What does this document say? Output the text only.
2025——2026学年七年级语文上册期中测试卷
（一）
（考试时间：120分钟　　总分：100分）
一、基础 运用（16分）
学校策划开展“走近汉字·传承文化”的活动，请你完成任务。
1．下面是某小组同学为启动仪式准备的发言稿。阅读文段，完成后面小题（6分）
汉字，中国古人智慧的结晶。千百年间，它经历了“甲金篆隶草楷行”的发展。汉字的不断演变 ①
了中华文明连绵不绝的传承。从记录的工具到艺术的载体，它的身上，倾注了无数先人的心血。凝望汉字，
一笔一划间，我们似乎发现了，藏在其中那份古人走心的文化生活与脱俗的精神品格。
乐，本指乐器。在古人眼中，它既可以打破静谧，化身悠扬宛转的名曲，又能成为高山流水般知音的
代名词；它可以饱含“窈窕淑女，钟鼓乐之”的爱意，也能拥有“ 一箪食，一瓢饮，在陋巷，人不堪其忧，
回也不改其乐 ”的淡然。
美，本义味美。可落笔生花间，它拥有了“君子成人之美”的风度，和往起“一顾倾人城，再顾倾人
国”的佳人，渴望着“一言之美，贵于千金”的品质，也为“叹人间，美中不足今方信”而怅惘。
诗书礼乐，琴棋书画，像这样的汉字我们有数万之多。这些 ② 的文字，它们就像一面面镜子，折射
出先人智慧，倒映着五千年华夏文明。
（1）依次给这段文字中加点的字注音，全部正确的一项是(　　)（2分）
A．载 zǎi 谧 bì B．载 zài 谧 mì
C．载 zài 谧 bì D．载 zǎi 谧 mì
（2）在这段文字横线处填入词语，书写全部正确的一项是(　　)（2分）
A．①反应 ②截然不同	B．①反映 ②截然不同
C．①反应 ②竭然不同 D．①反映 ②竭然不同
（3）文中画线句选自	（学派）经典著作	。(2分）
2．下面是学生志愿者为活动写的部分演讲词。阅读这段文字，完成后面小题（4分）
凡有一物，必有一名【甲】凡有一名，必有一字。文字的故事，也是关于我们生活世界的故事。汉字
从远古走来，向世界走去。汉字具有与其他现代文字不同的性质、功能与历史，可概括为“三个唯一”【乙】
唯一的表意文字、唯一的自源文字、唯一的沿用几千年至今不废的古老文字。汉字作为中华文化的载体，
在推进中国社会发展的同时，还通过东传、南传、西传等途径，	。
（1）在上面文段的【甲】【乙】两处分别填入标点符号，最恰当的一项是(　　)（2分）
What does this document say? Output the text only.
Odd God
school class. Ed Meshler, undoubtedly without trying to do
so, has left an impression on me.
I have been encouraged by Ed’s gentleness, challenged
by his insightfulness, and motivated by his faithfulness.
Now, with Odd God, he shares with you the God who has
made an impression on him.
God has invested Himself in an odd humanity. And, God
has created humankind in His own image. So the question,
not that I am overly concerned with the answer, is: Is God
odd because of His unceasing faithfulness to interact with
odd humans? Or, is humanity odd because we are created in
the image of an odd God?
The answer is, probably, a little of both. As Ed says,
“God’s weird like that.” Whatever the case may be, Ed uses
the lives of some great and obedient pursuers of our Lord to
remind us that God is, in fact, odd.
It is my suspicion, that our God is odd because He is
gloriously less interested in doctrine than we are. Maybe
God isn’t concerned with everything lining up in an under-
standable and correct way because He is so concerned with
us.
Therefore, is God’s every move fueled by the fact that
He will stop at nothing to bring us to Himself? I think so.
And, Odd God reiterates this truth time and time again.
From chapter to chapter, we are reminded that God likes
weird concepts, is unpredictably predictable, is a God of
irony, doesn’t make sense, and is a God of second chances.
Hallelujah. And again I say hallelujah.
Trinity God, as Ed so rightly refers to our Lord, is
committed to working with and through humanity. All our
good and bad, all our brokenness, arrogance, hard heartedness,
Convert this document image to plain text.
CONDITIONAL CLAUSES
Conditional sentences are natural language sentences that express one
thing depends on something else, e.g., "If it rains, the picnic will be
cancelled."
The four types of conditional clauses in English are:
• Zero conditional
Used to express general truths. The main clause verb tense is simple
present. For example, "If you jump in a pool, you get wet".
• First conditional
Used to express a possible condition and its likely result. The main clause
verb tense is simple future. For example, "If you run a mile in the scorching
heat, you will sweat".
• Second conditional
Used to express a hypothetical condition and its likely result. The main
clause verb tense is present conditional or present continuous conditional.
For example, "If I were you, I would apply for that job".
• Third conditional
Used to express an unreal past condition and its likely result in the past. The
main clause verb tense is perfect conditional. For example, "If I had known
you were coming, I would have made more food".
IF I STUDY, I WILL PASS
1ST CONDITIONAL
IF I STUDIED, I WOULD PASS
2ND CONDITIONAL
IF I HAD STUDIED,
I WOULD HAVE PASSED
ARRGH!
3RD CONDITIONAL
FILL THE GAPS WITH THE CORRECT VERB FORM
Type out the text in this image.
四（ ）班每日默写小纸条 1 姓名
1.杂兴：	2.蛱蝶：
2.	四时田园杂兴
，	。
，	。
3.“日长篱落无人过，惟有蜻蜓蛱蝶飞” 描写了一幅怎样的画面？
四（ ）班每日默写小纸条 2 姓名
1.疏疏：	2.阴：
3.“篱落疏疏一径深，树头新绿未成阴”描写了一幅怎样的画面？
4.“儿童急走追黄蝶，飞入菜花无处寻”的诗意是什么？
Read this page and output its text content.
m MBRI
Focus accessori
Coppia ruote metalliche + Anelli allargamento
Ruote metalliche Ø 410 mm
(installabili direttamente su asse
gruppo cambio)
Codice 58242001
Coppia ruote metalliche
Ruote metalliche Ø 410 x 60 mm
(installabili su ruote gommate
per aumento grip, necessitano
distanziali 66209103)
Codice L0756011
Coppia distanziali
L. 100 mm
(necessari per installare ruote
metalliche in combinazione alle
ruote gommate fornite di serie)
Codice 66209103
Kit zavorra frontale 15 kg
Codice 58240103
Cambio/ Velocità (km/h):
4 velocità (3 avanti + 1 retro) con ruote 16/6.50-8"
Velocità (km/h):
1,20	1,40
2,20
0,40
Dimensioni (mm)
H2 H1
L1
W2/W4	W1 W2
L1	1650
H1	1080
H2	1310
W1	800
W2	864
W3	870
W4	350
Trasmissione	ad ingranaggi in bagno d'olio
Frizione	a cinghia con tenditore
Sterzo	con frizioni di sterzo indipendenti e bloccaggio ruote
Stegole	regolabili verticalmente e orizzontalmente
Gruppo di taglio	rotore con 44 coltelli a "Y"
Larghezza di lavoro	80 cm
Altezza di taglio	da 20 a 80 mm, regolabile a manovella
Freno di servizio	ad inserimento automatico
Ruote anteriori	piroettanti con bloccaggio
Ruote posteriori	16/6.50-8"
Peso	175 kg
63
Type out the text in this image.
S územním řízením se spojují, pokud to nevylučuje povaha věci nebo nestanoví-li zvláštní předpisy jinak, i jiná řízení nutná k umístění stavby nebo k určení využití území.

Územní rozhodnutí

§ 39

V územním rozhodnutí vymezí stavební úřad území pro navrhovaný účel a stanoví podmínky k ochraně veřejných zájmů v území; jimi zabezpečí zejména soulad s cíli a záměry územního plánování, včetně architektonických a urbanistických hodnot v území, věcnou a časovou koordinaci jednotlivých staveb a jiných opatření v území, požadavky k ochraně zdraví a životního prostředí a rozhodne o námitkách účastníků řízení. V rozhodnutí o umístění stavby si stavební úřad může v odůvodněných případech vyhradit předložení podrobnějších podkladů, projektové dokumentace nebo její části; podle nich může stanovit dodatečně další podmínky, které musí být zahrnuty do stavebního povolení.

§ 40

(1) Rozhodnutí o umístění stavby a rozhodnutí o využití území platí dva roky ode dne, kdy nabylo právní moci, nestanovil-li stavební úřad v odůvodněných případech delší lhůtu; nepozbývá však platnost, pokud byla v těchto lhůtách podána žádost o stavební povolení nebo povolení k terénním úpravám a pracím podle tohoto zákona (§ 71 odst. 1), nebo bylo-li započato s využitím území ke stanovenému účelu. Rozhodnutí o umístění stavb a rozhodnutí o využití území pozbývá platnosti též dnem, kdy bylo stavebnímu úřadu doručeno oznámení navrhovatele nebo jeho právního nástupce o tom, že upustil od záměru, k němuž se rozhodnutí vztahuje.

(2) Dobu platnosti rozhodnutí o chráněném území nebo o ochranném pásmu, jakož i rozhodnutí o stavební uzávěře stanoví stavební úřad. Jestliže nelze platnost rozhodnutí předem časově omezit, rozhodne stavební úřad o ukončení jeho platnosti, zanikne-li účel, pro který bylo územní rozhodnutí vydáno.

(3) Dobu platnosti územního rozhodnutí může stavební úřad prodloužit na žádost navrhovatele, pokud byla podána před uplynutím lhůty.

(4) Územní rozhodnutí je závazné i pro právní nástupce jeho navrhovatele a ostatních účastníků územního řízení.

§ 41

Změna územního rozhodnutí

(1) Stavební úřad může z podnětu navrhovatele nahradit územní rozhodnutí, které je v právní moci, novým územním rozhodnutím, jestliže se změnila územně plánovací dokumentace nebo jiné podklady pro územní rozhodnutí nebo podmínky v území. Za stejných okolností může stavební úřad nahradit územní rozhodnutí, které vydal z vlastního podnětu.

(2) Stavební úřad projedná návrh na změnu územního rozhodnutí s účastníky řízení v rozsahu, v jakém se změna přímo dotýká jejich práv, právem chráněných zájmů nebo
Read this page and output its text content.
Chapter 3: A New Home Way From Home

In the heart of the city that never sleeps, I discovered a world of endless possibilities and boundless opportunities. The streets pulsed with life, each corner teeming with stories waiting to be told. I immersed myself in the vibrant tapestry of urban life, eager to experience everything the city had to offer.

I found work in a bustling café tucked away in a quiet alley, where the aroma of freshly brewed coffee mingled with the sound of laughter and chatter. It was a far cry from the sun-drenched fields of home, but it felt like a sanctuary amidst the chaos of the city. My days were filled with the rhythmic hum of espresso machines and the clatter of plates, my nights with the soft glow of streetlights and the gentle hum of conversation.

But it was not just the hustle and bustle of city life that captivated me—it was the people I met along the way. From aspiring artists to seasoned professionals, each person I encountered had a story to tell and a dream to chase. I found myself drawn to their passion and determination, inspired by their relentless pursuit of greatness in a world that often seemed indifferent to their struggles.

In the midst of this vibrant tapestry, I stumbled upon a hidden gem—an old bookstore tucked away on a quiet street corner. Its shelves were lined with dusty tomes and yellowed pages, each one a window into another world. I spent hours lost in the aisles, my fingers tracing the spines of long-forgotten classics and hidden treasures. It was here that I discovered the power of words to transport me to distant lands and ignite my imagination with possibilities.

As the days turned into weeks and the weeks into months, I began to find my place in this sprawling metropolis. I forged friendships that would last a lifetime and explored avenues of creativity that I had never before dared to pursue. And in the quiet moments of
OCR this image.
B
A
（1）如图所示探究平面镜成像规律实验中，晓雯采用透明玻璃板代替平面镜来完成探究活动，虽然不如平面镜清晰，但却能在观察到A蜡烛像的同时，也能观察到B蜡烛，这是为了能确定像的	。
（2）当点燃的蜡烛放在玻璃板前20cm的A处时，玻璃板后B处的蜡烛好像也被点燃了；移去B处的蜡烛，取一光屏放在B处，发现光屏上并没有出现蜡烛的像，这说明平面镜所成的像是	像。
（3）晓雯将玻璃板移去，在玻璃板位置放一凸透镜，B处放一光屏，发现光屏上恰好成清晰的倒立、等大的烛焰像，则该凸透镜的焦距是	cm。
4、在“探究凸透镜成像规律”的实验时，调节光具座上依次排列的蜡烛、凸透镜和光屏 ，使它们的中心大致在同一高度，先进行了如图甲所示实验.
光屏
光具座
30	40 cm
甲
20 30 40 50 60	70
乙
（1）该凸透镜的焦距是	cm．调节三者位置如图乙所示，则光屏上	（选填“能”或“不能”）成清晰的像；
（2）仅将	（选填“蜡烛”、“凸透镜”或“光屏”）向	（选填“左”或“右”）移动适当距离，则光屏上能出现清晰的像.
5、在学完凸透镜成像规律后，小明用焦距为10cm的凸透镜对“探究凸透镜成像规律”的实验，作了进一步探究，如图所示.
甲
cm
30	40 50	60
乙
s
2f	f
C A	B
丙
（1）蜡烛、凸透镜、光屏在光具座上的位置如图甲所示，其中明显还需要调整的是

__________________________________________________

Gather all lines where the word "metalliche" appears.

### TASK RESULT
Coppia ruote metalliche + Anelli allargamento
Ruote metalliche Ø 410 mm
Coppia ruote metalliche
Ruote metalliche Ø 410 x 60 mm
metalliche in combinazione alle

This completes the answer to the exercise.